Make an exact copy of all the entries below, with the pictures left out.

═══ Listing ═══

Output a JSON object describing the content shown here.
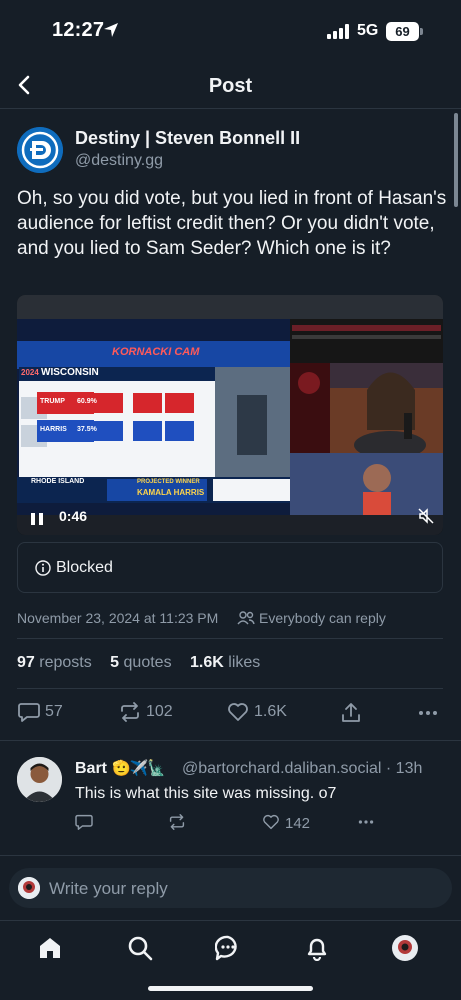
{
  "status_bar": {
    "time": "12:27",
    "network": "5G",
    "battery": "69"
  },
  "header": {
    "title": "Post",
    "back_icon": "chevron-left-icon"
  },
  "post": {
    "author_name": "Destiny | Steven Bonnell II",
    "author_handle": "@destiny.gg",
    "text": "Oh, so you did vote, but you lied in front of Hasan's audience for leftist credit then? Or you didn't vote, and you lied to Sam Seder? Which one is it?",
    "video": {
      "time": "0:46",
      "broadcast_banner": "KORNACKI CAM",
      "state_title": "WISCONSIN",
      "year": "2024",
      "candidates": [
        {
          "name": "TRUMP",
          "pct": "60.9%"
        },
        {
          "name": "HARRIS",
          "pct": "37.5%"
        }
      ],
      "lower_state": "RHODE ISLAND",
      "projected_label": "PROJECTED WINNER",
      "projected_name": "KAMALA HARRIS"
    },
    "blocked_label": "Blocked",
    "date": "November 23, 2024 at 11:23 PM",
    "reply_permission": "Everybody can reply",
    "stats": {
      "reposts": "97",
      "reposts_label": "reposts",
      "quotes": "5",
      "quotes_label": "quotes",
      "likes": "1.6K",
      "likes_label": "likes"
    },
    "actions": {
      "replies": "57",
      "reposts": "102",
      "likes": "1.6K"
    }
  },
  "reply": {
    "name": "Bart",
    "emojis": "🫡✈️🗽",
    "handle": "@bartorchard.daliban.social · 13h",
    "text": "This is what this site was missing. o7",
    "likes": "142"
  },
  "composer": {
    "placeholder": "Write your reply"
  },
  "colors": {
    "background": "#161e27",
    "accent": "#0f6cbd",
    "muted": "#8f9ba8"
  }
}
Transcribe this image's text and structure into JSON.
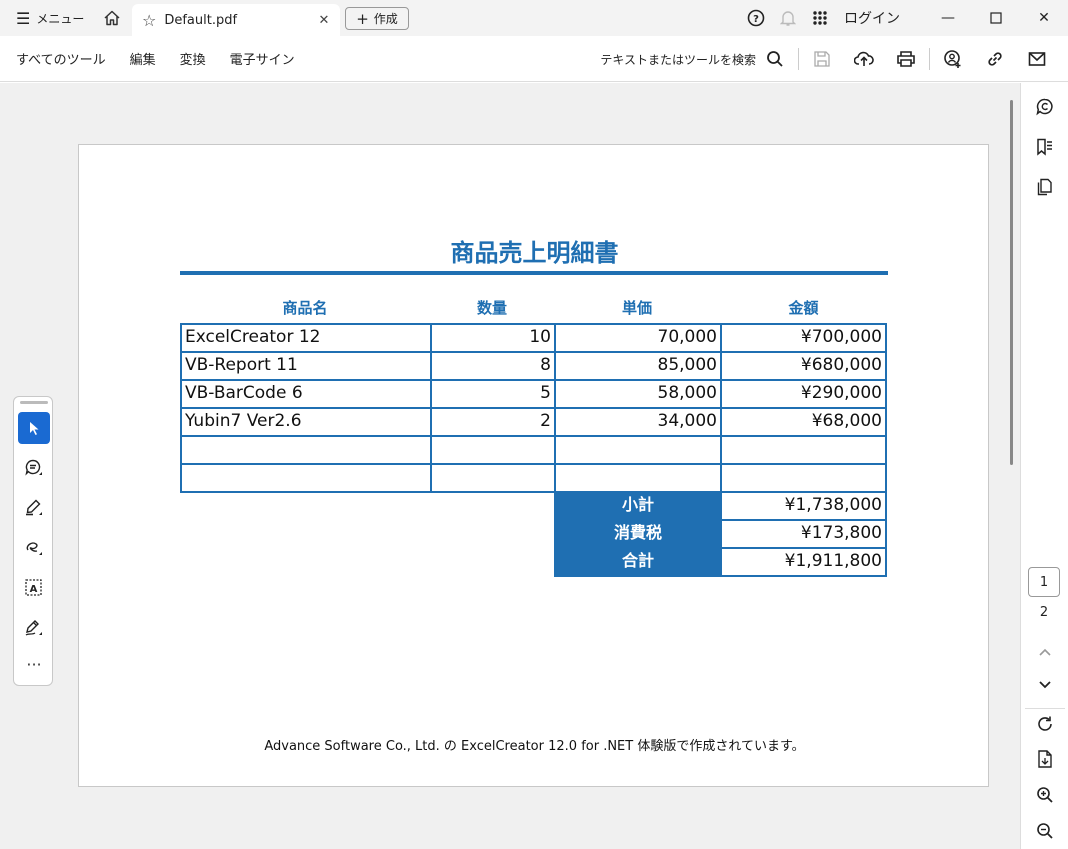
{
  "titlebar": {
    "menu_label": "メニュー",
    "tab_label": "Default.pdf",
    "create_label": "作成",
    "login_label": "ログイン"
  },
  "toolbar": {
    "items": [
      "すべてのツール",
      "編集",
      "変換",
      "電子サイン"
    ],
    "search_label": "テキストまたはツールを検索"
  },
  "document": {
    "title": "商品売上明細書",
    "headers": [
      "商品名",
      "数量",
      "単価",
      "金額"
    ],
    "rows": [
      [
        "ExcelCreator 12",
        "10",
        "70,000",
        "¥700,000"
      ],
      [
        "VB-Report 11",
        "8",
        "85,000",
        "¥680,000"
      ],
      [
        "VB-BarCode 6",
        "5",
        "58,000",
        "¥290,000"
      ],
      [
        "Yubin7 Ver2.6",
        "2",
        "34,000",
        "¥68,000"
      ],
      [
        "",
        "",
        "",
        ""
      ],
      [
        "",
        "",
        "",
        ""
      ]
    ],
    "summary": [
      {
        "label": "小計",
        "value": "¥1,738,000"
      },
      {
        "label": "消費税",
        "value": "¥173,800"
      },
      {
        "label": "合計",
        "value": "¥1,911,800"
      }
    ],
    "footer": "Advance Software Co., Ltd. の ExcelCreator 12.0 for .NET 体験版で作成されています。"
  },
  "pager": {
    "current": "1",
    "next": "2"
  },
  "colors": {
    "accent": "#1f6fb2",
    "selected_tool": "#1a6ad2"
  }
}
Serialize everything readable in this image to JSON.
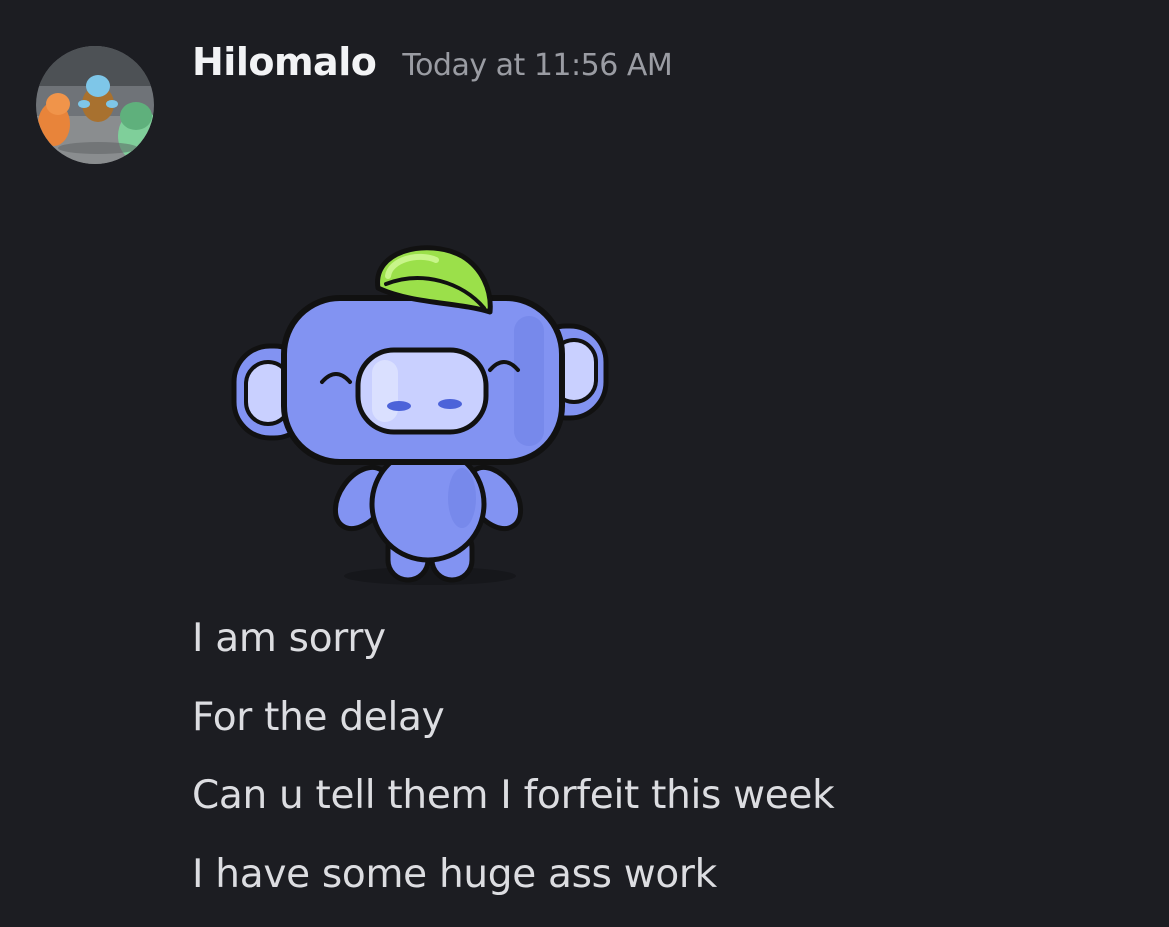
{
  "message": {
    "author": "Hilomalo",
    "timestamp": "Today at 11:56 AM",
    "avatar": "pokemon-starters-avatar",
    "sticker": "wumpus-leaf-sticker",
    "lines": [
      "I am sorry",
      "For the delay",
      "Can u tell them I forfeit this week",
      "I have some huge ass work"
    ]
  },
  "colors": {
    "background": "#1c1d22",
    "author": "#f2f3f5",
    "timestamp": "#9a9ca3",
    "text": "#dcdde1",
    "wumpus": "#8293f2",
    "leaf": "#9be04a"
  }
}
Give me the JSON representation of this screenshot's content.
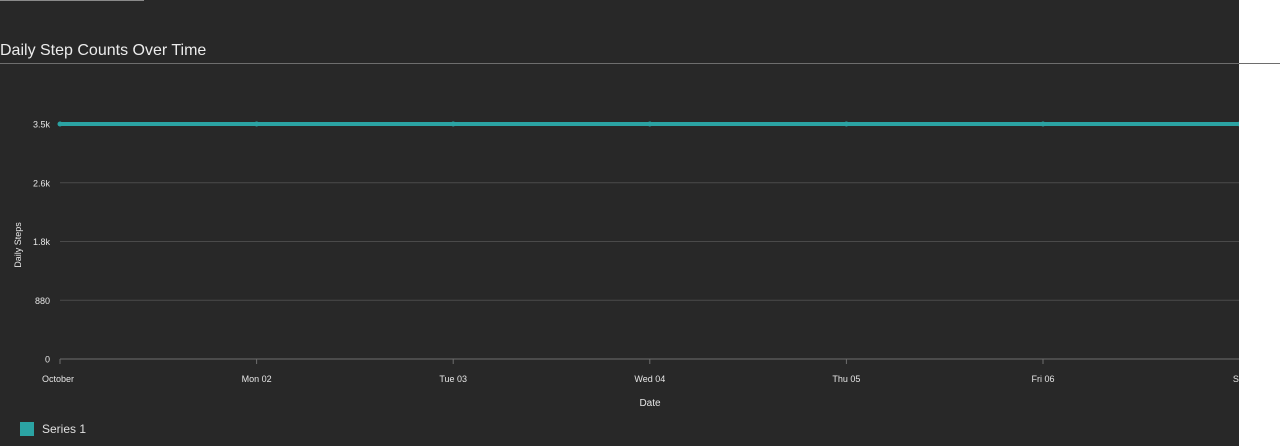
{
  "colors": {
    "background": "#282828",
    "gridline": "#4a4a4a",
    "axis": "#6e6e6e",
    "text": "#e6e6e6",
    "series": "#2ba3a3"
  },
  "chart_data": {
    "type": "line",
    "title": "Daily Step Counts Over Time",
    "xlabel": "Date",
    "ylabel": "Daily Steps",
    "x": [
      "October",
      "Mon 02",
      "Tue 03",
      "Wed 04",
      "Thu 05",
      "Fri 06",
      "Sat"
    ],
    "y_ticks": [
      "0",
      "880",
      "1.8k",
      "2.6k",
      "3.5k"
    ],
    "ylim": [
      0,
      3500
    ],
    "grid": true,
    "legend_position": "bottom-left",
    "series": [
      {
        "name": "Series 1",
        "values": [
          3500,
          3500,
          3500,
          3500,
          3500,
          3500,
          3500
        ]
      }
    ]
  }
}
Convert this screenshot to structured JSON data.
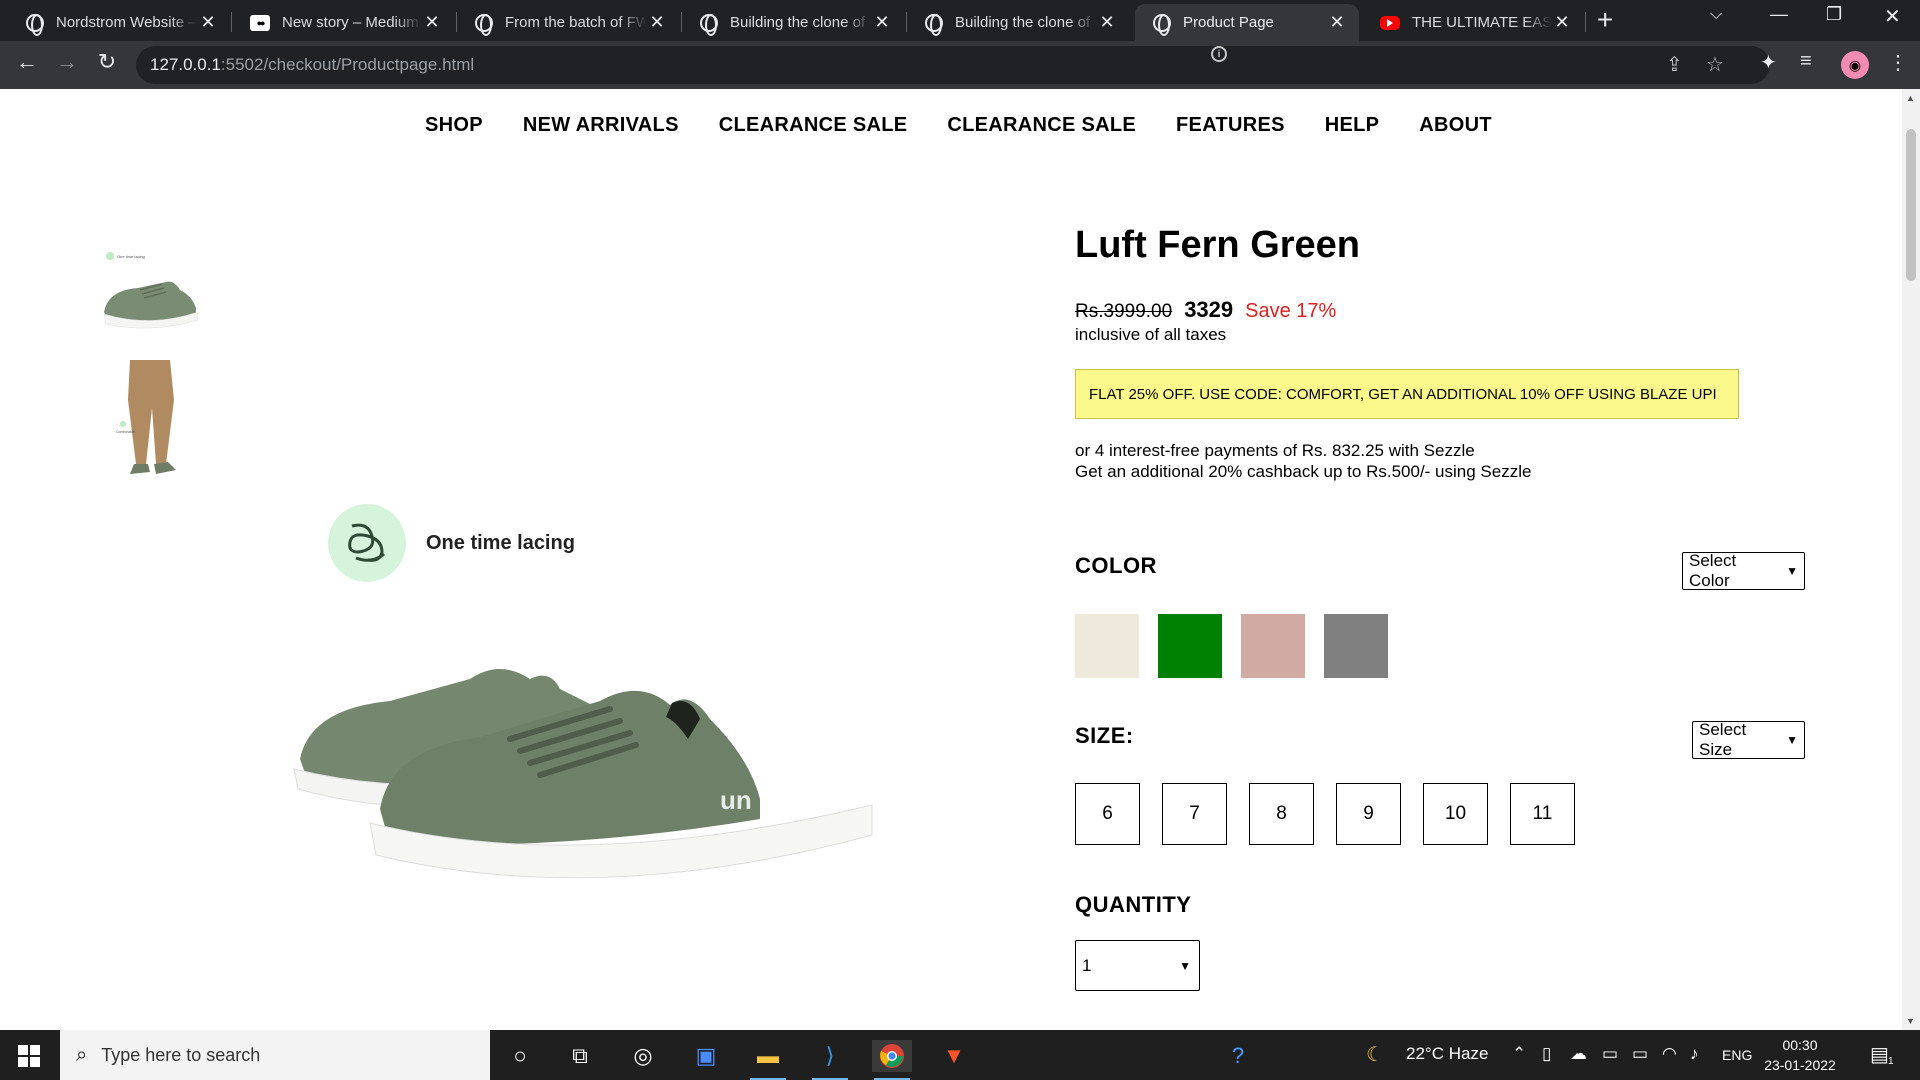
{
  "browser": {
    "tabs": [
      {
        "title": "Nordstrom Website – ",
        "icon": "globe-icon",
        "active": false
      },
      {
        "title": "New story – Medium",
        "icon": "medium-icon",
        "active": false
      },
      {
        "title": "From the batch of FW",
        "icon": "globe-icon",
        "active": false
      },
      {
        "title": "Building the clone of",
        "icon": "globe-icon",
        "active": false
      },
      {
        "title": "Building the clone of",
        "icon": "globe-icon",
        "active": false
      },
      {
        "title": "Product Page",
        "icon": "globe-icon",
        "active": true
      },
      {
        "title": "THE ULTIMATE EASY M",
        "icon": "youtube-icon",
        "active": false
      }
    ],
    "url_host": "127.0.0.1",
    "url_path": ":5502/checkout/Productpage.html"
  },
  "nav": {
    "items": [
      "SHOP",
      "NEW ARRIVALS",
      "CLEARANCE SALE",
      "CLEARANCE SALE",
      "FEATURES",
      "HELP",
      "ABOUT"
    ]
  },
  "gallery": {
    "feature_label": "One time lacing",
    "thumb1_caption": "One time lacing",
    "thumb2_caption": "Comfortable"
  },
  "product": {
    "title": "Luft Fern Green",
    "mrp": "Rs.3999.00",
    "price": "3329",
    "save": "Save 17%",
    "taxes": "inclusive of all taxes",
    "promo": "FLAT 25% OFF. USE CODE: COMFORT, GET AN ADDITIONAL 10% OFF USING BLAZE UPI",
    "sezzle_line1": "or 4 interest-free payments of Rs. 832.25 with Sezzle",
    "sezzle_line2": "Get an additional 20% cashback up to Rs.500/- using Sezzle"
  },
  "color": {
    "label": "COLOR",
    "select_label": "Select Color",
    "swatches": [
      "#efe8dc",
      "#008000",
      "#d1aaa3",
      "#808080"
    ]
  },
  "size": {
    "label": "SIZE:",
    "select_label": "Select Size",
    "options": [
      "6",
      "7",
      "8",
      "9",
      "10",
      "11"
    ]
  },
  "quantity": {
    "label": "QUANTITY",
    "value": "1"
  },
  "taskbar": {
    "search_placeholder": "Type here to search",
    "weather": "22°C  Haze",
    "lang": "ENG",
    "time": "00:30",
    "date": "23-01-2022",
    "notifications": "1"
  }
}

═══

#### [The response]
Output a JSON object describing the content shown here.
{
  "status_bar": {
    "time": "12:27",
    "network": "5G",
    "battery": "69"
  },
  "header": {
    "title": "Post",
    "back_icon": "chevron-left-icon"
  },
  "post": {
    "author_name": "Destiny | Steven Bonnell II",
    "author_handle": "@destiny.gg",
    "text": "Oh, so you did vote, but you lied in front of Hasan's audience for leftist credit then? Or you didn't vote, and you lied to Sam Seder? Which one is it?",
    "video": {
      "time": "0:46",
      "broadcast_banner": "KORNACKI CAM",
      "state_title": "WISCONSIN",
      "year": "2024",
      "candidates": [
        {
          "name": "TRUMP",
          "pct": "60.9%"
        },
        {
          "name": "HARRIS",
          "pct": "37.5%"
        }
      ],
      "lower_state": "RHODE ISLAND",
      "projected_label": "PROJECTED WINNER",
      "projected_name": "KAMALA HARRIS"
    },
    "blocked_label": "Blocked",
    "date": "November 23, 2024 at 11:23 PM",
    "reply_permission": "Everybody can reply",
    "stats": {
      "reposts": "97",
      "reposts_label": "reposts",
      "quotes": "5",
      "quotes_label": "quotes",
      "likes": "1.6K",
      "likes_label": "likes"
    },
    "actions": {
      "replies": "57",
      "reposts": "102",
      "likes": "1.6K"
    }
  },
  "reply": {
    "name": "Bart",
    "emojis": "🫡✈️🗽",
    "handle": "@bartorchard.daliban.social · 13h",
    "text": "This is what this site was missing. o7",
    "likes": "142"
  },
  "composer": {
    "placeholder": "Write your reply"
  },
  "colors": {
    "background": "#161e27",
    "accent": "#0f6cbd",
    "muted": "#8f9ba8"
  }
}
Transcribe this image's text and structure into JSON.
{
  "titlebar": {
    "menu_label": "メニュー",
    "tab_label": "Default.pdf",
    "create_label": "作成",
    "login_label": "ログイン"
  },
  "toolbar": {
    "items": [
      "すべてのツール",
      "編集",
      "変換",
      "電子サイン"
    ],
    "search_label": "テキストまたはツールを検索"
  },
  "document": {
    "title": "商品売上明細書",
    "headers": [
      "商品名",
      "数量",
      "単価",
      "金額"
    ],
    "rows": [
      [
        "ExcelCreator 12",
        "10",
        "70,000",
        "¥700,000"
      ],
      [
        "VB-Report 11",
        "8",
        "85,000",
        "¥680,000"
      ],
      [
        "VB-BarCode 6",
        "5",
        "58,000",
        "¥290,000"
      ],
      [
        "Yubin7 Ver2.6",
        "2",
        "34,000",
        "¥68,000"
      ],
      [
        "",
        "",
        "",
        ""
      ],
      [
        "",
        "",
        "",
        ""
      ]
    ],
    "summary": [
      {
        "label": "小計",
        "value": "¥1,738,000"
      },
      {
        "label": "消費税",
        "value": "¥173,800"
      },
      {
        "label": "合計",
        "value": "¥1,911,800"
      }
    ],
    "footer": "Advance Software Co., Ltd. の ExcelCreator 12.0 for .NET 体験版で作成されています。"
  },
  "pager": {
    "current": "1",
    "next": "2"
  },
  "colors": {
    "accent": "#1f6fb2",
    "selected_tool": "#1a6ad2"
  }
}
Serialize everything readable in this image to JSON.
{
  "message": {
    "author": "Hilomalo",
    "timestamp": "Today at 11:56 AM",
    "avatar": "pokemon-starters-avatar",
    "sticker": "wumpus-leaf-sticker",
    "lines": [
      "I am sorry",
      "For the delay",
      "Can u tell them I forfeit this week",
      "I have some huge ass work"
    ]
  },
  "colors": {
    "background": "#1c1d22",
    "author": "#f2f3f5",
    "timestamp": "#9a9ca3",
    "text": "#dcdde1",
    "wumpus": "#8293f2",
    "leaf": "#9be04a"
  }
}
Give me the JSON representation of this screenshot's content.
{
  "colors": {
    "background": "#282828",
    "gridline": "#4a4a4a",
    "axis": "#6e6e6e",
    "text": "#e6e6e6",
    "series": "#2ba3a3"
  },
  "chart_data": {
    "type": "line",
    "title": "Daily Step Counts Over Time",
    "xlabel": "Date",
    "ylabel": "Daily Steps",
    "x": [
      "October",
      "Mon 02",
      "Tue 03",
      "Wed 04",
      "Thu 05",
      "Fri 06",
      "Sat"
    ],
    "y_ticks": [
      "0",
      "880",
      "1.8k",
      "2.6k",
      "3.5k"
    ],
    "ylim": [
      0,
      3500
    ],
    "grid": true,
    "legend_position": "bottom-left",
    "series": [
      {
        "name": "Series 1",
        "values": [
          3500,
          3500,
          3500,
          3500,
          3500,
          3500,
          3500
        ]
      }
    ]
  }
}
Convert this screenshot to structured JSON data.
{
  "browser": {
    "tabs": [
      {
        "title": "Nordstrom Website – ",
        "icon": "globe-icon",
        "active": false
      },
      {
        "title": "New story – Medium",
        "icon": "medium-icon",
        "active": false
      },
      {
        "title": "From the batch of FW",
        "icon": "globe-icon",
        "active": false
      },
      {
        "title": "Building the clone of",
        "icon": "globe-icon",
        "active": false
      },
      {
        "title": "Building the clone of",
        "icon": "globe-icon",
        "active": false
      },
      {
        "title": "Product Page",
        "icon": "globe-icon",
        "active": true
      },
      {
        "title": "THE ULTIMATE EASY M",
        "icon": "youtube-icon",
        "active": false
      }
    ],
    "url_host": "127.0.0.1",
    "url_path": ":5502/checkout/Productpage.html"
  },
  "nav": {
    "items": [
      "SHOP",
      "NEW ARRIVALS",
      "CLEARANCE SALE",
      "CLEARANCE SALE",
      "FEATURES",
      "HELP",
      "ABOUT"
    ]
  },
  "gallery": {
    "feature_label": "One time lacing",
    "thumb1_caption": "One time lacing",
    "thumb2_caption": "Comfortable"
  },
  "product": {
    "title": "Luft Fern Green",
    "mrp": "Rs.3999.00",
    "price": "3329",
    "save": "Save 17%",
    "taxes": "inclusive of all taxes",
    "promo": "FLAT 25% OFF. USE CODE: COMFORT, GET AN ADDITIONAL 10% OFF USING BLAZE UPI",
    "sezzle_line1": "or 4 interest-free payments of Rs. 832.25 with Sezzle",
    "sezzle_line2": "Get an additional 20% cashback up to Rs.500/- using Sezzle"
  },
  "color": {
    "label": "COLOR",
    "select_label": "Select Color",
    "swatches": [
      "#efe8dc",
      "#008000",
      "#d1aaa3",
      "#808080"
    ]
  },
  "size": {
    "label": "SIZE:",
    "select_label": "Select Size",
    "options": [
      "6",
      "7",
      "8",
      "9",
      "10",
      "11"
    ]
  },
  "quantity": {
    "label": "QUANTITY",
    "value": "1"
  },
  "taskbar": {
    "search_placeholder": "Type here to search",
    "weather": "22°C  Haze",
    "lang": "ENG",
    "time": "00:30",
    "date": "23-01-2022",
    "notifications": "1"
  }
}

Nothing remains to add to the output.